━━━━━ Data for processing ━━━━━

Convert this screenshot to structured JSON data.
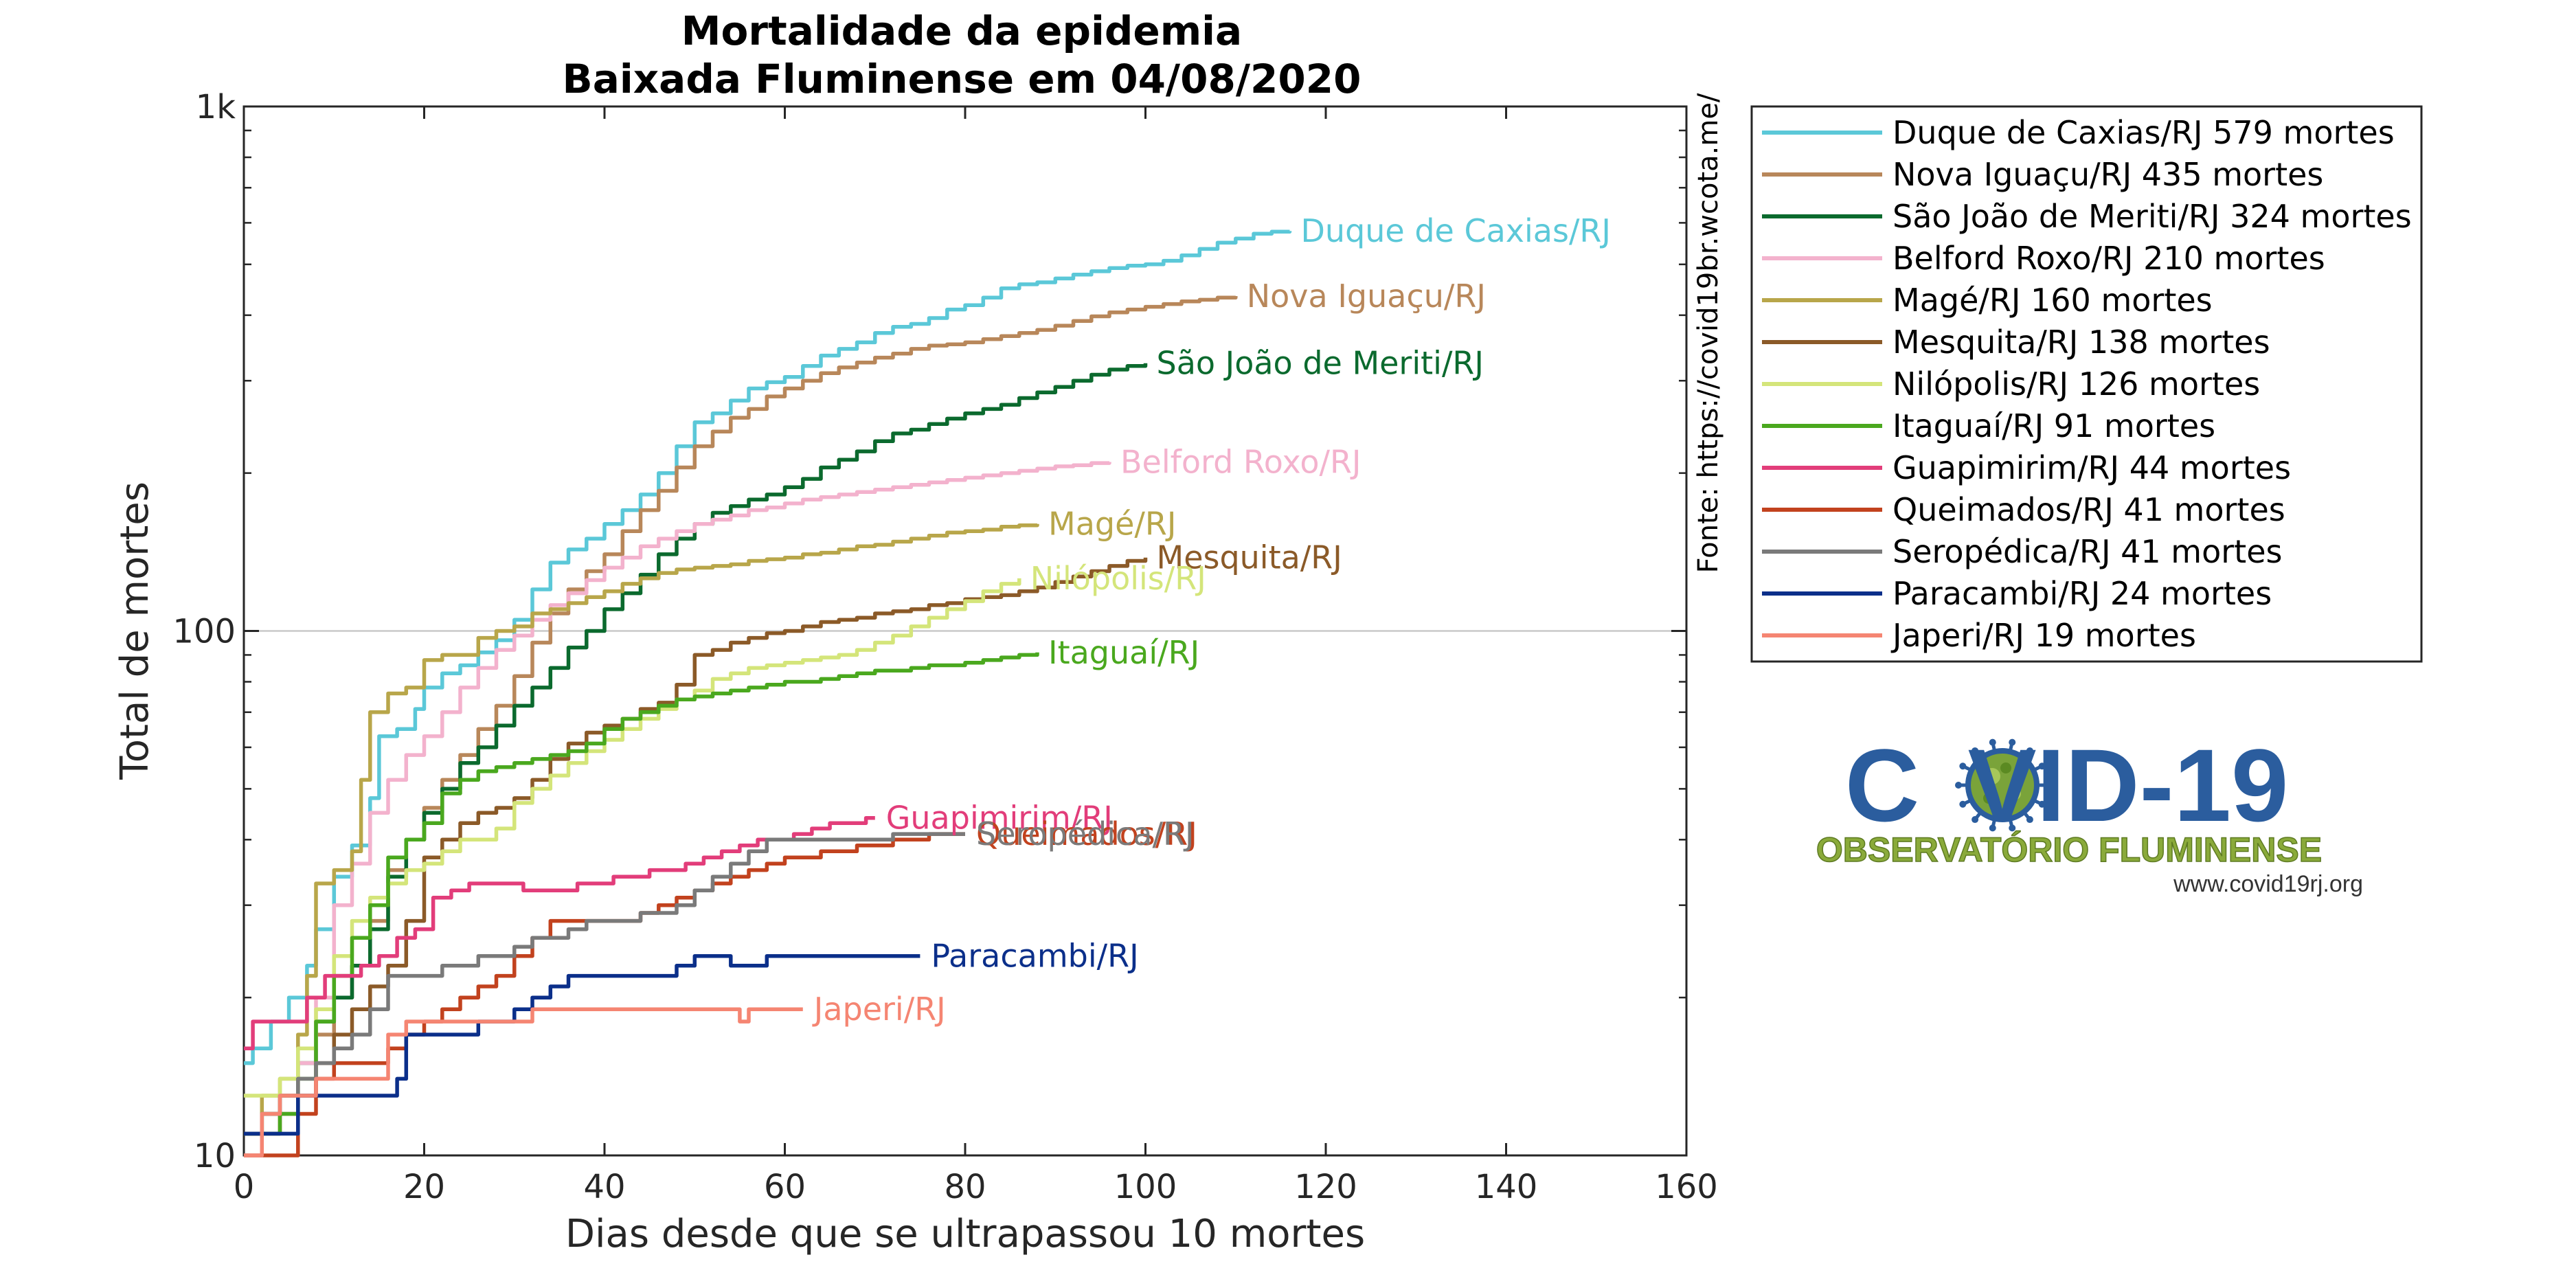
{
  "chart_data": {
    "type": "line",
    "title": "Mortalidade da epidemia",
    "subtitle": "Baixada Fluminense em 04/08/2020",
    "xlabel": "Dias desde que se ultrapassou 10 mortes",
    "ylabel": "Total de mortes",
    "x_scale": "linear",
    "y_scale": "log",
    "xlim": [
      0,
      160
    ],
    "ylim": [
      10,
      1000
    ],
    "x_ticks": [
      "0",
      "20",
      "40",
      "60",
      "80",
      "100",
      "120",
      "140",
      "160"
    ],
    "y_ticks": [
      "10",
      "100",
      "1k"
    ],
    "grid": "major horizontal line at 100",
    "legend_position": "right, outside plot",
    "source_note": "Fonte: https://covid19br.wcota.me/",
    "series": [
      {
        "name": "Duque de Caxias/RJ",
        "legend": "Duque de Caxias/RJ  579 mortes",
        "color": "#5bc8d8",
        "x": [
          0,
          1,
          3,
          5,
          7,
          8,
          10,
          12,
          14,
          15,
          17,
          19,
          20,
          22,
          24,
          26,
          28,
          30,
          32,
          34,
          36,
          38,
          40,
          42,
          44,
          46,
          48,
          50,
          52,
          54,
          56,
          58,
          60,
          62,
          64,
          66,
          68,
          70,
          72,
          74,
          76,
          78,
          80,
          82,
          84,
          86,
          88,
          90,
          92,
          94,
          96,
          98,
          100,
          102,
          104,
          106,
          108,
          110,
          112,
          114,
          116
        ],
        "y": [
          15,
          16,
          18,
          20,
          23,
          27,
          34,
          39,
          48,
          63,
          65,
          71,
          78,
          83,
          86,
          91,
          96,
          105,
          120,
          135,
          143,
          150,
          160,
          170,
          182,
          200,
          225,
          250,
          260,
          275,
          290,
          298,
          305,
          320,
          335,
          345,
          355,
          370,
          380,
          385,
          395,
          410,
          418,
          432,
          450,
          458,
          462,
          470,
          478,
          485,
          492,
          497,
          500,
          508,
          520,
          535,
          550,
          560,
          572,
          577,
          579
        ]
      },
      {
        "name": "Nova Iguaçu/RJ",
        "legend": "Nova Iguaçu/RJ  435 mortes",
        "color": "#b8875a",
        "x": [
          0,
          2,
          4,
          6,
          8,
          10,
          12,
          14,
          16,
          18,
          20,
          22,
          24,
          26,
          28,
          30,
          32,
          34,
          36,
          38,
          40,
          42,
          44,
          46,
          48,
          50,
          52,
          54,
          56,
          58,
          60,
          62,
          64,
          66,
          68,
          70,
          72,
          74,
          76,
          78,
          80,
          82,
          84,
          86,
          88,
          90,
          92,
          94,
          96,
          98,
          100,
          102,
          104,
          106,
          108,
          110
        ],
        "y": [
          11,
          12,
          13,
          15,
          17,
          20,
          23,
          28,
          35,
          40,
          46,
          52,
          58,
          65,
          72,
          82,
          95,
          108,
          120,
          130,
          140,
          155,
          170,
          185,
          205,
          225,
          240,
          255,
          265,
          280,
          290,
          300,
          310,
          318,
          325,
          332,
          338,
          345,
          350,
          352,
          355,
          360,
          365,
          370,
          375,
          382,
          390,
          398,
          405,
          410,
          415,
          420,
          425,
          428,
          432,
          435
        ]
      },
      {
        "name": "São João de Meriti/RJ",
        "legend": "São João de Meriti/RJ  324 mortes",
        "color": "#0b6a2e",
        "x": [
          0,
          2,
          4,
          6,
          8,
          10,
          12,
          14,
          16,
          18,
          20,
          22,
          24,
          26,
          28,
          30,
          32,
          34,
          36,
          38,
          40,
          42,
          44,
          46,
          48,
          50,
          52,
          54,
          56,
          58,
          60,
          62,
          64,
          66,
          68,
          70,
          72,
          74,
          76,
          78,
          80,
          82,
          84,
          86,
          88,
          90,
          92,
          94,
          96,
          98,
          100
        ],
        "y": [
          11,
          12,
          13,
          15,
          18,
          20,
          23,
          27,
          34,
          40,
          45,
          50,
          56,
          60,
          66,
          72,
          78,
          85,
          93,
          100,
          110,
          118,
          128,
          140,
          150,
          160,
          168,
          173,
          178,
          182,
          188,
          195,
          205,
          212,
          220,
          230,
          238,
          242,
          248,
          254,
          260,
          265,
          270,
          278,
          285,
          292,
          300,
          308,
          315,
          320,
          324
        ]
      },
      {
        "name": "Belford Roxo/RJ",
        "legend": "Belford Roxo/RJ  210 mortes",
        "color": "#f3b2cd",
        "x": [
          0,
          2,
          4,
          6,
          8,
          10,
          12,
          14,
          16,
          18,
          20,
          22,
          24,
          26,
          28,
          30,
          32,
          34,
          36,
          38,
          40,
          42,
          44,
          46,
          48,
          50,
          52,
          54,
          56,
          58,
          60,
          62,
          64,
          66,
          68,
          70,
          72,
          74,
          76,
          78,
          80,
          82,
          84,
          86,
          88,
          90,
          92,
          94,
          96
        ],
        "y": [
          10,
          11,
          13,
          15,
          20,
          30,
          36,
          45,
          52,
          58,
          63,
          70,
          78,
          85,
          92,
          98,
          105,
          112,
          118,
          125,
          132,
          138,
          145,
          150,
          155,
          160,
          163,
          166,
          170,
          172,
          175,
          178,
          180,
          182,
          184,
          186,
          188,
          190,
          192,
          194,
          196,
          198,
          200,
          202,
          204,
          206,
          207,
          209,
          210
        ]
      },
      {
        "name": "Magé/RJ",
        "legend": "Magé/RJ  160 mortes",
        "color": "#b8a64a",
        "x": [
          0,
          2,
          4,
          6,
          7,
          8,
          10,
          12,
          13,
          14,
          16,
          18,
          20,
          22,
          24,
          26,
          28,
          30,
          32,
          34,
          36,
          38,
          40,
          42,
          44,
          46,
          48,
          50,
          52,
          54,
          56,
          58,
          60,
          62,
          64,
          66,
          68,
          70,
          72,
          74,
          76,
          78,
          80,
          82,
          84,
          86,
          88
        ],
        "y": [
          11,
          13,
          14,
          17,
          22,
          33,
          35,
          38,
          52,
          70,
          76,
          78,
          88,
          90,
          90,
          97,
          100,
          102,
          108,
          110,
          113,
          116,
          119,
          123,
          126,
          129,
          131,
          132,
          133,
          134,
          136,
          137,
          138,
          140,
          141,
          143,
          145,
          146,
          148,
          150,
          152,
          154,
          155,
          156,
          158,
          159,
          160
        ]
      },
      {
        "name": "Mesquita/RJ",
        "legend": "Mesquita/RJ  138 mortes",
        "color": "#8b5a28",
        "x": [
          0,
          2,
          4,
          6,
          8,
          10,
          12,
          14,
          16,
          18,
          20,
          22,
          24,
          26,
          28,
          30,
          32,
          34,
          36,
          38,
          40,
          42,
          44,
          46,
          48,
          50,
          52,
          54,
          56,
          58,
          60,
          62,
          64,
          66,
          68,
          70,
          72,
          74,
          76,
          78,
          80,
          82,
          84,
          86,
          88,
          90,
          92,
          94,
          96,
          98,
          100
        ],
        "y": [
          11,
          11,
          12,
          13,
          15,
          17,
          19,
          21,
          23,
          28,
          37,
          40,
          43,
          45,
          46,
          48,
          52,
          57,
          61,
          64,
          66,
          68,
          71,
          73,
          79,
          90,
          92,
          95,
          97,
          99,
          100,
          102,
          104,
          105,
          106,
          108,
          109,
          110,
          112,
          113,
          115,
          116,
          117,
          119,
          121,
          124,
          127,
          130,
          133,
          136,
          138
        ]
      },
      {
        "name": "Nilópolis/RJ",
        "legend": "Nilópolis/RJ  126 mortes",
        "color": "#d4e57a",
        "x": [
          0,
          2,
          4,
          6,
          8,
          10,
          12,
          14,
          16,
          18,
          20,
          22,
          24,
          26,
          28,
          30,
          32,
          34,
          36,
          38,
          40,
          42,
          44,
          46,
          48,
          50,
          52,
          54,
          56,
          58,
          60,
          62,
          64,
          66,
          68,
          70,
          72,
          74,
          76,
          78,
          80,
          82,
          84,
          86
        ],
        "y": [
          13,
          13,
          14,
          16,
          19,
          24,
          28,
          31,
          33,
          35,
          36,
          38,
          40,
          40,
          42,
          47,
          50,
          53,
          56,
          59,
          62,
          65,
          68,
          71,
          74,
          77,
          81,
          83,
          85,
          86,
          87,
          88,
          89,
          90,
          92,
          95,
          98,
          102,
          106,
          110,
          114,
          119,
          123,
          126
        ]
      },
      {
        "name": "Itaguaí/RJ",
        "legend": "Itaguaí/RJ  91 mortes",
        "color": "#4aa81e",
        "x": [
          0,
          2,
          4,
          6,
          8,
          10,
          12,
          14,
          16,
          18,
          20,
          22,
          24,
          26,
          28,
          30,
          32,
          34,
          36,
          38,
          40,
          42,
          44,
          46,
          48,
          50,
          52,
          54,
          56,
          58,
          60,
          62,
          64,
          66,
          68,
          70,
          72,
          74,
          76,
          78,
          80,
          82,
          84,
          86,
          88
        ],
        "y": [
          11,
          11,
          12,
          14,
          18,
          22,
          26,
          30,
          37,
          40,
          43,
          49,
          52,
          54,
          55,
          56,
          57,
          58,
          59,
          61,
          65,
          68,
          70,
          72,
          74,
          75,
          76,
          77,
          78,
          79,
          80,
          80,
          81,
          82,
          83,
          84,
          84,
          85,
          86,
          86,
          87,
          88,
          89,
          90,
          91
        ]
      },
      {
        "name": "Guapimirim/RJ",
        "legend": "Guapimirim/RJ  44 mortes",
        "color": "#e23d7a",
        "x": [
          0,
          1,
          3,
          5,
          7,
          9,
          11,
          13,
          15,
          17,
          19,
          21,
          23,
          25,
          27,
          29,
          31,
          33,
          35,
          37,
          39,
          41,
          43,
          45,
          47,
          49,
          51,
          53,
          55,
          57,
          59,
          61,
          63,
          65,
          67,
          69,
          70
        ],
        "y": [
          16,
          18,
          18,
          18,
          20,
          22,
          22,
          23,
          24,
          26,
          27,
          31,
          32,
          33,
          33,
          33,
          32,
          32,
          32,
          33,
          33,
          34,
          34,
          35,
          35,
          36,
          37,
          38,
          39,
          40,
          40,
          41,
          42,
          43,
          43,
          44,
          44
        ]
      },
      {
        "name": "Queimados/RJ",
        "legend": "Queimados/RJ  41 mortes",
        "color": "#c2421e",
        "x": [
          0,
          2,
          4,
          6,
          8,
          10,
          12,
          14,
          16,
          18,
          20,
          22,
          24,
          26,
          28,
          30,
          32,
          34,
          36,
          38,
          40,
          42,
          44,
          46,
          48,
          50,
          52,
          54,
          56,
          58,
          60,
          62,
          64,
          66,
          68,
          70,
          72,
          74,
          76,
          78,
          80
        ],
        "y": [
          10,
          10,
          10,
          12,
          14,
          15,
          15,
          15,
          16,
          17,
          18,
          19,
          20,
          21,
          22,
          24,
          26,
          28,
          28,
          28,
          28,
          28,
          29,
          30,
          31,
          32,
          33,
          34,
          35,
          36,
          37,
          37,
          38,
          38,
          39,
          39,
          40,
          40,
          41,
          41,
          41
        ]
      },
      {
        "name": "Seropédica/RJ",
        "legend": "Seropédica/RJ  41 mortes",
        "color": "#7a7a7a",
        "x": [
          0,
          2,
          4,
          6,
          8,
          10,
          12,
          14,
          16,
          18,
          20,
          22,
          24,
          26,
          28,
          30,
          32,
          34,
          36,
          38,
          40,
          42,
          44,
          46,
          48,
          50,
          52,
          54,
          56,
          58,
          60,
          62,
          64,
          66,
          68,
          70,
          72,
          74,
          76,
          78,
          80
        ],
        "y": [
          11,
          12,
          13,
          14,
          15,
          16,
          17,
          19,
          22,
          22,
          22,
          23,
          23,
          24,
          24,
          25,
          26,
          26,
          27,
          28,
          28,
          28,
          29,
          29,
          30,
          32,
          34,
          36,
          38,
          40,
          40,
          40,
          40,
          40,
          40,
          40,
          41,
          41,
          41,
          41,
          41
        ]
      },
      {
        "name": "Paracambi/RJ",
        "legend": "Paracambi/RJ  24 mortes",
        "color": "#0b2f8a",
        "x": [
          0,
          2,
          4,
          6,
          8,
          10,
          12,
          14,
          16,
          17,
          18,
          20,
          22,
          24,
          26,
          28,
          30,
          32,
          34,
          36,
          38,
          40,
          42,
          44,
          46,
          48,
          50,
          52,
          54,
          56,
          58,
          60,
          62,
          64,
          66,
          68,
          70,
          72,
          74,
          75
        ],
        "y": [
          11,
          11,
          11,
          13,
          13,
          13,
          13,
          13,
          13,
          14,
          17,
          17,
          17,
          17,
          18,
          18,
          19,
          20,
          21,
          22,
          22,
          22,
          22,
          22,
          22,
          23,
          24,
          24,
          23,
          23,
          24,
          24,
          24,
          24,
          24,
          24,
          24,
          24,
          24,
          24
        ]
      },
      {
        "name": "Japeri/RJ",
        "legend": "Japeri/RJ  19 mortes",
        "color": "#f58572",
        "x": [
          0,
          2,
          4,
          6,
          8,
          10,
          12,
          14,
          16,
          18,
          20,
          22,
          24,
          26,
          28,
          30,
          32,
          34,
          36,
          38,
          40,
          42,
          44,
          46,
          48,
          50,
          52,
          54,
          55,
          56,
          58,
          60,
          62
        ],
        "y": [
          10,
          12,
          13,
          13,
          14,
          14,
          14,
          14,
          17,
          18,
          18,
          18,
          18,
          18,
          18,
          18,
          19,
          19,
          19,
          19,
          19,
          19,
          19,
          19,
          19,
          19,
          19,
          19,
          18,
          19,
          19,
          19,
          19
        ]
      }
    ]
  },
  "logo": {
    "word_left": "C",
    "word_right": "VID-19",
    "subtitle": "OBSERVATÓRIO FLUMINENSE",
    "url": "www.covid19rj.org"
  }
}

━━━━━

Exercise brief: Look over the listing above. Pick out and copy every line that includes "Guapimirim".

Full solution:
        "name": "Guapimirim/RJ",
        "legend": "Guapimirim/RJ  44 mortes",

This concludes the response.